■ **ACTION ITEM**
I would like every record printed again, exactly as shown.

___ DATA RECORDS

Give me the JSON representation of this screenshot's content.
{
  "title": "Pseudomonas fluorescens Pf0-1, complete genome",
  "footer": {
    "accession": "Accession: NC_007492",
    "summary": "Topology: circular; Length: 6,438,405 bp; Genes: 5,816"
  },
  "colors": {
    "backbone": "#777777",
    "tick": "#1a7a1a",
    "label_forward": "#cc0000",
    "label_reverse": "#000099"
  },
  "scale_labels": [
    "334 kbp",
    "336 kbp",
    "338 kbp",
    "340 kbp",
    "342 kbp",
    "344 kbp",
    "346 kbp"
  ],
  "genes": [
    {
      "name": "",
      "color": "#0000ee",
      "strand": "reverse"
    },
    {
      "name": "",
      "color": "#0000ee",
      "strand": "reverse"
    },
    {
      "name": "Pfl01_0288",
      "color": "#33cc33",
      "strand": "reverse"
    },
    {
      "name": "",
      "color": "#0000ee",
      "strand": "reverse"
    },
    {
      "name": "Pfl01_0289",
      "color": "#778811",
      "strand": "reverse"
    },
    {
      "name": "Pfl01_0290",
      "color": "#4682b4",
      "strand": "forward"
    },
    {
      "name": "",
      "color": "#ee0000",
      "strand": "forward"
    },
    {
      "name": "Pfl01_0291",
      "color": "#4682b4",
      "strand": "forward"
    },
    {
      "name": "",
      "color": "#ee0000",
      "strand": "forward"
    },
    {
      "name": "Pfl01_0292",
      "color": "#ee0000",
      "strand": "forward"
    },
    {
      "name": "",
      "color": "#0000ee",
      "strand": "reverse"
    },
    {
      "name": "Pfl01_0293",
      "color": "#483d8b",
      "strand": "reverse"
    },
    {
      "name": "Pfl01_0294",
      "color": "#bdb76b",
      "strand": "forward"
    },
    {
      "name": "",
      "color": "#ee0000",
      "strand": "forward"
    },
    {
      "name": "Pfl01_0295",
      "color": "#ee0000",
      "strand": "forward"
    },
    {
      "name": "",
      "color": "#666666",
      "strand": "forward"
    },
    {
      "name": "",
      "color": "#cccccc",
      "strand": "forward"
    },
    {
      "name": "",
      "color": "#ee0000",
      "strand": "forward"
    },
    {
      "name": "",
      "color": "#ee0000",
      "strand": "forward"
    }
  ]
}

______

■ **RESPONSE TO THE TASK**
Give me the JSON representation of this screenshot's content.
{
  "title": "Pseudomonas fluorescens Pf0-1, complete genome",
  "footer": {
    "accession": "Accession: NC_007492",
    "summary": "Topology: circular; Length: 6,438,405 bp; Genes: 5,816"
  },
  "colors": {
    "backbone": "#777777",
    "tick": "#1a7a1a",
    "label_forward": "#cc0000",
    "label_reverse": "#000099"
  },
  "scale_labels": [
    "334 kbp",
    "336 kbp",
    "338 kbp",
    "340 kbp",
    "342 kbp",
    "344 kbp",
    "346 kbp"
  ],
  "genes": [
    {
      "name": "",
      "color": "#0000ee",
      "strand": "reverse"
    },
    {
      "name": "",
      "color": "#0000ee",
      "strand": "reverse"
    },
    {
      "name": "Pfl01_0288",
      "color": "#33cc33",
      "strand": "reverse"
    },
    {
      "name": "",
      "color": "#0000ee",
      "strand": "reverse"
    },
    {
      "name": "Pfl01_0289",
      "color": "#778811",
      "strand": "reverse"
    },
    {
      "name": "Pfl01_0290",
      "color": "#4682b4",
      "strand": "forward"
    },
    {
      "name": "",
      "color": "#ee0000",
      "strand": "forward"
    },
    {
      "name": "Pfl01_0291",
      "color": "#4682b4",
      "strand": "forward"
    },
    {
      "name": "",
      "color": "#ee0000",
      "strand": "forward"
    },
    {
      "name": "Pfl01_0292",
      "color": "#ee0000",
      "strand": "forward"
    },
    {
      "name": "",
      "color": "#0000ee",
      "strand": "reverse"
    },
    {
      "name": "Pfl01_0293",
      "color": "#483d8b",
      "strand": "reverse"
    },
    {
      "name": "Pfl01_0294",
      "color": "#bdb76b",
      "strand": "forward"
    },
    {
      "name": "",
      "color": "#ee0000",
      "strand": "forward"
    },
    {
      "name": "Pfl01_0295",
      "color": "#ee0000",
      "strand": "forward"
    },
    {
      "name": "",
      "color": "#666666",
      "strand": "forward"
    },
    {
      "name": "",
      "color": "#cccccc",
      "strand": "forward"
    },
    {
      "name": "",
      "color": "#ee0000",
      "strand": "forward"
    },
    {
      "name": "",
      "color": "#ee0000",
      "strand": "forward"
    }
  ]
}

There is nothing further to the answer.